> [Record extracts]

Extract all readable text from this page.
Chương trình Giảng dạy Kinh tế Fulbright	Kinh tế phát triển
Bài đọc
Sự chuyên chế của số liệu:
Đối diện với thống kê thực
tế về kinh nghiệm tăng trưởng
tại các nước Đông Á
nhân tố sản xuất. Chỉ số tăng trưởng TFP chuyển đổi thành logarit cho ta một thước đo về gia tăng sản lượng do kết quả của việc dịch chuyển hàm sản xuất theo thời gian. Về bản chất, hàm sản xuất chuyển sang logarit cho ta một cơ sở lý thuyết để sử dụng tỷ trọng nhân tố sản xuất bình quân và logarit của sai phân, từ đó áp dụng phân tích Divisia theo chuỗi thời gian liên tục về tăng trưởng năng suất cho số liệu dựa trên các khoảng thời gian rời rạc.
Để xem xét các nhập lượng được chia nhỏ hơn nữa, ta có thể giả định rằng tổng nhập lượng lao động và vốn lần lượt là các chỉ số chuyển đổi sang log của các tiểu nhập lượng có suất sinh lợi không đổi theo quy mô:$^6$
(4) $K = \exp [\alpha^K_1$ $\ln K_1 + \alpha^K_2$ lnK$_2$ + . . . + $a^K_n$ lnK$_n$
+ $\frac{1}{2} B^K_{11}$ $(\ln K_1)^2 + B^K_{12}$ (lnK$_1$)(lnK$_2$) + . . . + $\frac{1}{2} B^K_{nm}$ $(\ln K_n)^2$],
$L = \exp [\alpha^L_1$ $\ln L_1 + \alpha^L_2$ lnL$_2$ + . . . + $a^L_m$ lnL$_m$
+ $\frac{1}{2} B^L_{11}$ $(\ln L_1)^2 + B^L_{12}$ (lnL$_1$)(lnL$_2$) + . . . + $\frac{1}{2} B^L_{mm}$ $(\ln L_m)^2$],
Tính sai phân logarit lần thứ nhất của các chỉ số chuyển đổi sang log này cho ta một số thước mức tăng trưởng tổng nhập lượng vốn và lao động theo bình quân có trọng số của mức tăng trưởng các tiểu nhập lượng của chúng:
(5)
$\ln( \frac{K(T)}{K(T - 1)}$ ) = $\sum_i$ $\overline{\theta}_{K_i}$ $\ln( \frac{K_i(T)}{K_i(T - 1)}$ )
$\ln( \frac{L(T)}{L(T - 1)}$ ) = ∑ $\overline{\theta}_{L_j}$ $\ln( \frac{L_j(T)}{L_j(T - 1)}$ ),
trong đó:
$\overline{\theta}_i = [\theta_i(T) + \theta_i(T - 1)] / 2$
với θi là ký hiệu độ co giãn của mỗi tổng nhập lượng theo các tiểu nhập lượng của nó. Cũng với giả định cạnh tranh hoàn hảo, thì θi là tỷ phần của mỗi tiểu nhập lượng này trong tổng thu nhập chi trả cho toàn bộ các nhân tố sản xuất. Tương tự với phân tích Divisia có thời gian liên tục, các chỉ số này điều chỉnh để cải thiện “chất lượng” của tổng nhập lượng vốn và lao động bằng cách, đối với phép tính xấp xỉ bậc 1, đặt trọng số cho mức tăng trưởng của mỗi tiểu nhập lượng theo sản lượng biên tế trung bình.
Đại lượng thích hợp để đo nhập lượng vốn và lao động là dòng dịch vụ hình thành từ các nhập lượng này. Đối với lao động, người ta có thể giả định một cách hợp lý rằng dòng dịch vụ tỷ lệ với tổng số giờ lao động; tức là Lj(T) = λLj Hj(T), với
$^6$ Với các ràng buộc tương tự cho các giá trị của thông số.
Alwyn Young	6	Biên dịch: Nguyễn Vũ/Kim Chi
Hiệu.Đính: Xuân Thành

> [Work to complete] Pull out all lines containing the word "trưởng" from the entries above.

> [Reply]
tế về kinh nghiệm tăng trưởng
nhân tố sản xuất. Chỉ số tăng trưởng TFP chuyển đổi thành logarit cho ta một thước đo về gia tăng sản lượng do kết quả của việc dịch chuyển hàm sản xuất theo thời gian. Về bản chất, hàm sản xuất chuyển sang logarit cho ta một cơ sở lý thuyết để sử dụng tỷ trọng nhân tố sản xuất bình quân và logarit của sai phân, từ đó áp dụng phân tích Divisia theo chuỗi thời gian liên tục về tăng trưởng năng suất cho số liệu dựa trên các khoảng thời gian rời rạc.
Tính sai phân logarit lần thứ nhất của các chỉ số chuyển đổi sang log này cho ta một số thước mức tăng trưởng tổng nhập lượng vốn và lao động theo bình quân có trọng số của mức tăng trưởng các tiểu nhập lượng của chúng:
với θi là ký hiệu độ co giãn của mỗi tổng nhập lượng theo các tiểu nhập lượng của nó. Cũng với giả định cạnh tranh hoàn hảo, thì θi là tỷ phần của mỗi tiểu nhập lượng này trong tổng thu nhập chi trả cho toàn bộ các nhân tố sản xuất. Tương tự với phân tích Divisia có thời gian liên tục, các chỉ số này điều chỉnh để cải thiện “chất lượng” của tổng nhập lượng vốn và lao động bằng cách, đối với phép tính xấp xỉ bậc 1, đặt trọng số cho mức tăng trưởng của mỗi tiểu nhập lượng theo sản lượng biên tế trung bình.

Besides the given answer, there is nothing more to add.